§ **WHAT IS BEING ASKED**
Of the lines in the listing, how many include the string "ylabel"? Write the number and nothing else.

Records from a dataset:
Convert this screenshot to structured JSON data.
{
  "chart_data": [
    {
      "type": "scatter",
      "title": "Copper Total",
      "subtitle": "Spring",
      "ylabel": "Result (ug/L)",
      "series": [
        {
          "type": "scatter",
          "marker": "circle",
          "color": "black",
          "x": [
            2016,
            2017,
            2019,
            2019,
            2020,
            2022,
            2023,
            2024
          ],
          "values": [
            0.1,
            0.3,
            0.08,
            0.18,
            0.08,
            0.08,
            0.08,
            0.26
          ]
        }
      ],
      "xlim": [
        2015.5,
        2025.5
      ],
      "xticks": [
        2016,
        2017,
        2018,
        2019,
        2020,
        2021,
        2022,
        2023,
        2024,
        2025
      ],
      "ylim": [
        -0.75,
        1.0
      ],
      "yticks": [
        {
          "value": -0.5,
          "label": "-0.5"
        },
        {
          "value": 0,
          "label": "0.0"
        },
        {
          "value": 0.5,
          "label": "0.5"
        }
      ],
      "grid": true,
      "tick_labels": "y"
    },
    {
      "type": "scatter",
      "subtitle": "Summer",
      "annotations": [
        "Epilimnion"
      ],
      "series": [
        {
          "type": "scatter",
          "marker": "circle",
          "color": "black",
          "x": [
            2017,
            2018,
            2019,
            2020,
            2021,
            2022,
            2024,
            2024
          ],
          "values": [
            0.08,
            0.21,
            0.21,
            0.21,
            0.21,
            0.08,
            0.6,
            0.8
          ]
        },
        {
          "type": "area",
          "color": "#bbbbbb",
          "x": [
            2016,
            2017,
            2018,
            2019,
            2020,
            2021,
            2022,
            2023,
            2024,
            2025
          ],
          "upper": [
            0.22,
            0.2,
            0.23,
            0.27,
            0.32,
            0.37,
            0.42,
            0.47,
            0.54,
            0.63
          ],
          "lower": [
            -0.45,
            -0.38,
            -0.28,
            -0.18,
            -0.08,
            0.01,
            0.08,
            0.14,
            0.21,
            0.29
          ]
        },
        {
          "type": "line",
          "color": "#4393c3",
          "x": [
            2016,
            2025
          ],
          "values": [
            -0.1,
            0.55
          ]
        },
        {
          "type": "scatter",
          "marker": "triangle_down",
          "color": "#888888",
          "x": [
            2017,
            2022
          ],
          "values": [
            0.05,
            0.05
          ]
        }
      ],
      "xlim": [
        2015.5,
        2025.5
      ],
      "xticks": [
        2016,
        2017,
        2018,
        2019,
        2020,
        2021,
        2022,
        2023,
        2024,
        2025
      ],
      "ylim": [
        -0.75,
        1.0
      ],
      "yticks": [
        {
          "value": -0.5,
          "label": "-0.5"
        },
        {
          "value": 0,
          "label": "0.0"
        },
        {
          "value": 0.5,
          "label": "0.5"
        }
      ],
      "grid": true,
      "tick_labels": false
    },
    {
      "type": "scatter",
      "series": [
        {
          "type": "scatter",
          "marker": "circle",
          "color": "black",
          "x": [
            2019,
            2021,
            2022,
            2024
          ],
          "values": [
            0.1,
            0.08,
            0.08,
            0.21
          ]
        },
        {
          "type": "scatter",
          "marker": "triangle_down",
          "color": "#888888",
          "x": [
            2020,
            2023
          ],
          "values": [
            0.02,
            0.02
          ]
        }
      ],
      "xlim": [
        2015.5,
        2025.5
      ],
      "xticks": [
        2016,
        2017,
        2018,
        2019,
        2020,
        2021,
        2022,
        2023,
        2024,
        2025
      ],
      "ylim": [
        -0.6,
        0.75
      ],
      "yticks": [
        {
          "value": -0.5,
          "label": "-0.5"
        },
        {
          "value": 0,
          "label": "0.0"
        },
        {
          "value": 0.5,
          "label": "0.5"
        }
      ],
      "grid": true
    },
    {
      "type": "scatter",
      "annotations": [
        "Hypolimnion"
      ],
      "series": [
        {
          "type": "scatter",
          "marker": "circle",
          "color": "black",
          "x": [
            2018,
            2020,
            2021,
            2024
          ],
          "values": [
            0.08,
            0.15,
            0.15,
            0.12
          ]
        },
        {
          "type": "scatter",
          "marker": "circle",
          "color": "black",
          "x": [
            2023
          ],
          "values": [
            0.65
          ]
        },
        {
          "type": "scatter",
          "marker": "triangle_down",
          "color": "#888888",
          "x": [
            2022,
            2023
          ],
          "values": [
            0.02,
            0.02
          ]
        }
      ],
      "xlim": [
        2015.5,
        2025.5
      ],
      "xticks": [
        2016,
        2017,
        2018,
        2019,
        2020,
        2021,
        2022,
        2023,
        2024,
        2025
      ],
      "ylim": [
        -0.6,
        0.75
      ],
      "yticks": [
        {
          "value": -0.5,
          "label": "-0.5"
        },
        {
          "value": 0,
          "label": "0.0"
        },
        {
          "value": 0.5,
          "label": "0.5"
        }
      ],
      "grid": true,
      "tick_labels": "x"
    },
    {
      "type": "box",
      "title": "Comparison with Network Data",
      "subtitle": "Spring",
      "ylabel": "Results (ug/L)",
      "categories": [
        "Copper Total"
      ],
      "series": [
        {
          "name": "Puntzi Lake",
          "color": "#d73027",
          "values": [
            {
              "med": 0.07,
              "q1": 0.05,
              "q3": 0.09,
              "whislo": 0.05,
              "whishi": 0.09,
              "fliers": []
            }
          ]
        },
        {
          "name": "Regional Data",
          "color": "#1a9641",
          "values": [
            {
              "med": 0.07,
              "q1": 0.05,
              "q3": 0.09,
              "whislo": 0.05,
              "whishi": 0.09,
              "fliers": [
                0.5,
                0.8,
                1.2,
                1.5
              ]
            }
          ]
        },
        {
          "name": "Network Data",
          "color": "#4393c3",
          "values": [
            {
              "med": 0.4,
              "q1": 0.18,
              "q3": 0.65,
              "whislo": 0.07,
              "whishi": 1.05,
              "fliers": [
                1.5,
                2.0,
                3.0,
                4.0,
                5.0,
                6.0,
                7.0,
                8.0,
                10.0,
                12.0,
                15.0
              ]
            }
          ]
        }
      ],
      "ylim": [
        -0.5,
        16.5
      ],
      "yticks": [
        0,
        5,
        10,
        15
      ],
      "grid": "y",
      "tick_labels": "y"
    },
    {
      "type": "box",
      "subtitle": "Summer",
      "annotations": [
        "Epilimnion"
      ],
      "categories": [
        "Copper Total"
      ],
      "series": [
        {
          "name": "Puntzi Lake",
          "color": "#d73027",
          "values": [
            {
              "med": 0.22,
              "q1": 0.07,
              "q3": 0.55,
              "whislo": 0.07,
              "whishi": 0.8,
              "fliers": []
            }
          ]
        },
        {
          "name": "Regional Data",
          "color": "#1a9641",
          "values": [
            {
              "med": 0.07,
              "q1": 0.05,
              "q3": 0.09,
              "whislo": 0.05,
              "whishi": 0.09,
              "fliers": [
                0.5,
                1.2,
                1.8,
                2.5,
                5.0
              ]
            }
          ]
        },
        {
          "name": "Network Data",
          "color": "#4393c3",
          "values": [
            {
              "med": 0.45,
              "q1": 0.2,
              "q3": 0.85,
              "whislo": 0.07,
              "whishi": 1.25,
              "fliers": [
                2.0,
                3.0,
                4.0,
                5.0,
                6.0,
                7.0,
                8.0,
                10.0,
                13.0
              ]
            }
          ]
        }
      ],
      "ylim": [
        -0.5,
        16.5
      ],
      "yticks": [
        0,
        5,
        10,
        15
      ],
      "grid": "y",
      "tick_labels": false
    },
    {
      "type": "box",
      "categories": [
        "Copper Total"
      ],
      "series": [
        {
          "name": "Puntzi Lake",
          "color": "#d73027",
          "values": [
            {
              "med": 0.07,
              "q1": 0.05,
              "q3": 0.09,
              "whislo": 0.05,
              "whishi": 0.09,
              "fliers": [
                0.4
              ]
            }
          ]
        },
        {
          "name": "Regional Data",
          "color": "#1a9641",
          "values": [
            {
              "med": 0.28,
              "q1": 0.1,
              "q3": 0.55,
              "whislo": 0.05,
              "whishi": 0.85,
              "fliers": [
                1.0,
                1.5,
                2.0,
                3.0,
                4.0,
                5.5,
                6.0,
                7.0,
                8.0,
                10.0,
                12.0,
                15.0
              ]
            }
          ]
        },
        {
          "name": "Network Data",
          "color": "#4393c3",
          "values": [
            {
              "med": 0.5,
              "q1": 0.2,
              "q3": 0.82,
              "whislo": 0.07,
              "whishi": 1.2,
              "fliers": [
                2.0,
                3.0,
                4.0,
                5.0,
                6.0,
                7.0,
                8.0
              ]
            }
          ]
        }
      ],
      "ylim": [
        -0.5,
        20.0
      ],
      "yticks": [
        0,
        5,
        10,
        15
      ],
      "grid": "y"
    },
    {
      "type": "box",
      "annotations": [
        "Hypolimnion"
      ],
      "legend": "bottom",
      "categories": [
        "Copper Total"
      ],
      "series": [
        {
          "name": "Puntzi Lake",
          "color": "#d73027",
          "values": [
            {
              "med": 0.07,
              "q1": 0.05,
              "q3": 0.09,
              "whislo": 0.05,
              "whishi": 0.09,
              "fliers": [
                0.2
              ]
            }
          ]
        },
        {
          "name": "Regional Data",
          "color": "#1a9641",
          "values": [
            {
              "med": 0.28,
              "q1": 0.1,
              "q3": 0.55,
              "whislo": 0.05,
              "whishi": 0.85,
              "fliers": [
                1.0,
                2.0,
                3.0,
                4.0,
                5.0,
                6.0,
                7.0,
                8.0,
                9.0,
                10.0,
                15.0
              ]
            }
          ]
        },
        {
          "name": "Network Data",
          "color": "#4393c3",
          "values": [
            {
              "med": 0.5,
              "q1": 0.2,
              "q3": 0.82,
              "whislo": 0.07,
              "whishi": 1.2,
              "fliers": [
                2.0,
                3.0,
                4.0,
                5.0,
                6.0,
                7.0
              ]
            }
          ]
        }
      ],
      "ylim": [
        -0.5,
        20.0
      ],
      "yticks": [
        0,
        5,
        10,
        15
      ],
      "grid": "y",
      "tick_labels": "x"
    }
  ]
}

§ **EXPECTED ANSWER**
2